◆ **Material shown**
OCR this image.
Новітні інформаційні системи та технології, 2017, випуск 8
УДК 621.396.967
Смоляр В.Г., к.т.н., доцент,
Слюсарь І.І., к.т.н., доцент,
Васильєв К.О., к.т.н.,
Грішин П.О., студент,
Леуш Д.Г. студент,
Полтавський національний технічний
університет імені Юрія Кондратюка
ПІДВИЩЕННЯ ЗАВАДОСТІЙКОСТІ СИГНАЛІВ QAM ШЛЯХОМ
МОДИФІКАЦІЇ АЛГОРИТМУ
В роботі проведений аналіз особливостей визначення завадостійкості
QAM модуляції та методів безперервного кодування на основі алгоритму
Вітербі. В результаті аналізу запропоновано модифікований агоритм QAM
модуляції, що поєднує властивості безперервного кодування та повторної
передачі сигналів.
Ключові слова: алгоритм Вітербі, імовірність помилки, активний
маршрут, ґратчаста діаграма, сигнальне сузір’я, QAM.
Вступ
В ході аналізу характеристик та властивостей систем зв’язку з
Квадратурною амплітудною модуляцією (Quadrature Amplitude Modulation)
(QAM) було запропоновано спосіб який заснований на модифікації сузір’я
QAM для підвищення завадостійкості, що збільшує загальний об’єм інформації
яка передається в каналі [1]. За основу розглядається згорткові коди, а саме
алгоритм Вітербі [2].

◆ **Exercise task**
Looking at the records above, work out how many lines include the word "безперервного", then give that number by itself.

◆ **Finished task**
2